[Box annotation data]
***

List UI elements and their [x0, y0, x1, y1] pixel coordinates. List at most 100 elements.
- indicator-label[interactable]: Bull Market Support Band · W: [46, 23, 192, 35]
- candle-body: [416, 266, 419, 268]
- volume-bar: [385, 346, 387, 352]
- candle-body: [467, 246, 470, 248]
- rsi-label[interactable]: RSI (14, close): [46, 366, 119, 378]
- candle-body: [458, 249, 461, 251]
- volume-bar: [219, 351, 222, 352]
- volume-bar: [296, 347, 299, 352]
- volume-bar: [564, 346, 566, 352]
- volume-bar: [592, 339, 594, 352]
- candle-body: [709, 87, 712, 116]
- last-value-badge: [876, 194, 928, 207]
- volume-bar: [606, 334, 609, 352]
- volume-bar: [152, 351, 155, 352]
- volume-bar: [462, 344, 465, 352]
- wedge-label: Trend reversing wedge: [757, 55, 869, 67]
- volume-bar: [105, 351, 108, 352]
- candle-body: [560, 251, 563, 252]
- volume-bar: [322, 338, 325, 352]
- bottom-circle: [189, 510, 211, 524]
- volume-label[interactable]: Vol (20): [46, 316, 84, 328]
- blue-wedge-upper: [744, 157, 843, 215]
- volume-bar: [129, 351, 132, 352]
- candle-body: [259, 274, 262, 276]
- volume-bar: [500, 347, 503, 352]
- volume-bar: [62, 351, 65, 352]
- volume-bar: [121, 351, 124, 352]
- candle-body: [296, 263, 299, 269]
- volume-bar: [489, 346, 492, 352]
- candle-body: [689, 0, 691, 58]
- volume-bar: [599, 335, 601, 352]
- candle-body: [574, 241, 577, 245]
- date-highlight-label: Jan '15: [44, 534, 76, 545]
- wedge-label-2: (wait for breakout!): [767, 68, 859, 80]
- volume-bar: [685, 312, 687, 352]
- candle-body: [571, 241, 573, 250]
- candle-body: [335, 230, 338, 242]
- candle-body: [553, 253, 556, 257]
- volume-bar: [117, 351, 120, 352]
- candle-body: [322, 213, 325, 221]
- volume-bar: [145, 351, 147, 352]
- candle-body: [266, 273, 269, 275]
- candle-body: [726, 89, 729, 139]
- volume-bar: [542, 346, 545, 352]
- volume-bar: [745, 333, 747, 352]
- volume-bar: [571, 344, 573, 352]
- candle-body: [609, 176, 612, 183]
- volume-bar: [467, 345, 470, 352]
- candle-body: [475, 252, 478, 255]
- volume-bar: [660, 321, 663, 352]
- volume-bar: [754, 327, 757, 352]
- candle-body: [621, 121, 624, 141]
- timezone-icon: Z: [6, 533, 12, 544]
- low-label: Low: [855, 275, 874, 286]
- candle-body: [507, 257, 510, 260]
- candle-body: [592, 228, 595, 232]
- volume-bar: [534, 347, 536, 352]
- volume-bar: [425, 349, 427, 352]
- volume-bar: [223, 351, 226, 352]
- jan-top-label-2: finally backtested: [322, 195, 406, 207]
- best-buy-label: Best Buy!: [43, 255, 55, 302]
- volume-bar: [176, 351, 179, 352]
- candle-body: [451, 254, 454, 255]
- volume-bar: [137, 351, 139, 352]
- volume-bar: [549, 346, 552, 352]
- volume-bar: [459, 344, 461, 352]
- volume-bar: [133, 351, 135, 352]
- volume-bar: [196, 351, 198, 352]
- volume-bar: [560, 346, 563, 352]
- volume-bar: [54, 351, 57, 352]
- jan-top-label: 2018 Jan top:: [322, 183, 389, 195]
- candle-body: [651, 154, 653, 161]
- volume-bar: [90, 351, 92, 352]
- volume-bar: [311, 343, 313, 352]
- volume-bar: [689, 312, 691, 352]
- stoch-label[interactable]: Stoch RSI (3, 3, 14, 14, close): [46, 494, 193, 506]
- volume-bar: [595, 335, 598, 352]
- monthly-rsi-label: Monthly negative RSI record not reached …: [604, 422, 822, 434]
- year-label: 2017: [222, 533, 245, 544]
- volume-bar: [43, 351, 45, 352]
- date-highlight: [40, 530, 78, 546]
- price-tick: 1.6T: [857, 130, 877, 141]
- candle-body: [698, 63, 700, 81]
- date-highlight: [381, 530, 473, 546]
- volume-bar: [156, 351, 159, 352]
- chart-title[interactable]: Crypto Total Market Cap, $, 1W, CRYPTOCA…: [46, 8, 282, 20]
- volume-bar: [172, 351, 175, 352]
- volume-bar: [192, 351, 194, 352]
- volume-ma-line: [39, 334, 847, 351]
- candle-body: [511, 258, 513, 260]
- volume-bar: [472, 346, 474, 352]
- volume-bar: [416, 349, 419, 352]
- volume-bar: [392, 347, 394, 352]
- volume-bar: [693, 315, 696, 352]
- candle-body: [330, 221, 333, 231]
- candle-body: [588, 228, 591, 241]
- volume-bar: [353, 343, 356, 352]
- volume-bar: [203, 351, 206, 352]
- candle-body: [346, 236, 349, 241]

***

__WHAT YOU WILL DO__
Reproduce every line of the material above, character for character.

__TASK SOLUTION__
List UI elements and their [x0, y0, x1, y1] pixel coordinates. List at most 100 elements.
- indicator-label[interactable]: Bull Market Support Band · W: [46, 23, 192, 35]
- candle-body: [416, 266, 419, 268]
- volume-bar: [385, 346, 387, 352]
- candle-body: [467, 246, 470, 248]
- rsi-label[interactable]: RSI (14, close): [46, 366, 119, 378]
- candle-body: [458, 249, 461, 251]
- volume-bar: [219, 351, 222, 352]
- volume-bar: [296, 347, 299, 352]
- volume-bar: [564, 346, 566, 352]
- volume-bar: [592, 339, 594, 352]
- candle-body: [709, 87, 712, 116]
- last-value-badge: [876, 194, 928, 207]
- volume-bar: [606, 334, 609, 352]
- volume-bar: [152, 351, 155, 352]
- volume-bar: [462, 344, 465, 352]
- wedge-label: Trend reversing wedge: [757, 55, 869, 67]
- volume-bar: [105, 351, 108, 352]
- candle-body: [560, 251, 563, 252]
- volume-bar: [322, 338, 325, 352]
- bottom-circle: [189, 510, 211, 524]
- volume-label[interactable]: Vol (20): [46, 316, 84, 328]
- blue-wedge-upper: [744, 157, 843, 215]
- volume-bar: [129, 351, 132, 352]
- candle-body: [259, 274, 262, 276]
- volume-bar: [500, 347, 503, 352]
- volume-bar: [62, 351, 65, 352]
- volume-bar: [121, 351, 124, 352]
- candle-body: [296, 263, 299, 269]
- volume-bar: [489, 346, 492, 352]
- candle-body: [689, 0, 691, 58]
- volume-bar: [599, 335, 601, 352]
- candle-body: [574, 241, 577, 245]
- date-highlight-label: Jan '15: [44, 534, 76, 545]
- wedge-label-2: (wait for breakout!): [767, 68, 859, 80]
- volume-bar: [685, 312, 687, 352]
- candle-body: [571, 241, 573, 250]
- candle-body: [335, 230, 338, 242]
- candle-body: [553, 253, 556, 257]
- volume-bar: [117, 351, 120, 352]
- candle-body: [322, 213, 325, 221]
- volume-bar: [145, 351, 147, 352]
- candle-body: [266, 273, 269, 275]
- candle-body: [726, 89, 729, 139]
- volume-bar: [542, 346, 545, 352]
- volume-bar: [745, 333, 747, 352]
- volume-bar: [571, 344, 573, 352]
- candle-body: [609, 176, 612, 183]
- volume-bar: [467, 345, 470, 352]
- candle-body: [475, 252, 478, 255]
- volume-bar: [660, 321, 663, 352]
- volume-bar: [754, 327, 757, 352]
- candle-body: [621, 121, 624, 141]
- timezone-icon: Z: [6, 533, 12, 544]
- low-label: Low: [855, 275, 874, 286]
- candle-body: [507, 257, 510, 260]
- candle-body: [592, 228, 595, 232]
- volume-bar: [534, 347, 536, 352]
- volume-bar: [425, 349, 427, 352]
- volume-bar: [223, 351, 226, 352]
- jan-top-label-2: finally backtested: [322, 195, 406, 207]
- best-buy-label: Best Buy!: [43, 255, 55, 302]
- volume-bar: [176, 351, 179, 352]
- candle-body: [451, 254, 454, 255]
- volume-bar: [137, 351, 139, 352]
- volume-bar: [549, 346, 552, 352]
- volume-bar: [459, 344, 461, 352]
- volume-bar: [133, 351, 135, 352]
- volume-bar: [196, 351, 198, 352]
- volume-bar: [560, 346, 563, 352]
- volume-bar: [54, 351, 57, 352]
- jan-top-label: 2018 Jan top:: [322, 183, 389, 195]
- candle-body: [651, 154, 653, 161]
- volume-bar: [90, 351, 92, 352]
- volume-bar: [311, 343, 313, 352]
- volume-bar: [689, 312, 691, 352]
- stoch-label[interactable]: Stoch RSI (3, 3, 14, 14, close): [46, 494, 193, 506]
- volume-bar: [595, 335, 598, 352]
- monthly-rsi-label: Monthly negative RSI record not reached …: [604, 422, 822, 434]
- year-label: 2017: [222, 533, 245, 544]
- volume-bar: [43, 351, 45, 352]
- date-highlight: [40, 530, 78, 546]
- price-tick: 1.6T: [857, 130, 877, 141]
- candle-body: [698, 63, 700, 81]
- date-highlight: [381, 530, 473, 546]
- volume-bar: [156, 351, 159, 352]
- chart-title[interactable]: Crypto Total Market Cap, $, 1W, CRYPTOCA…: [46, 8, 282, 20]
- volume-bar: [172, 351, 175, 352]
- volume-bar: [192, 351, 194, 352]
- volume-ma-line: [39, 334, 847, 351]
- candle-body: [511, 258, 513, 260]
- volume-bar: [472, 346, 474, 352]
- volume-bar: [416, 349, 419, 352]
- volume-bar: [392, 347, 394, 352]
- volume-bar: [693, 315, 696, 352]
- candle-body: [330, 221, 333, 231]
- candle-body: [588, 228, 591, 241]
- volume-bar: [353, 343, 356, 352]
- volume-bar: [203, 351, 206, 352]
- candle-body: [346, 236, 349, 241]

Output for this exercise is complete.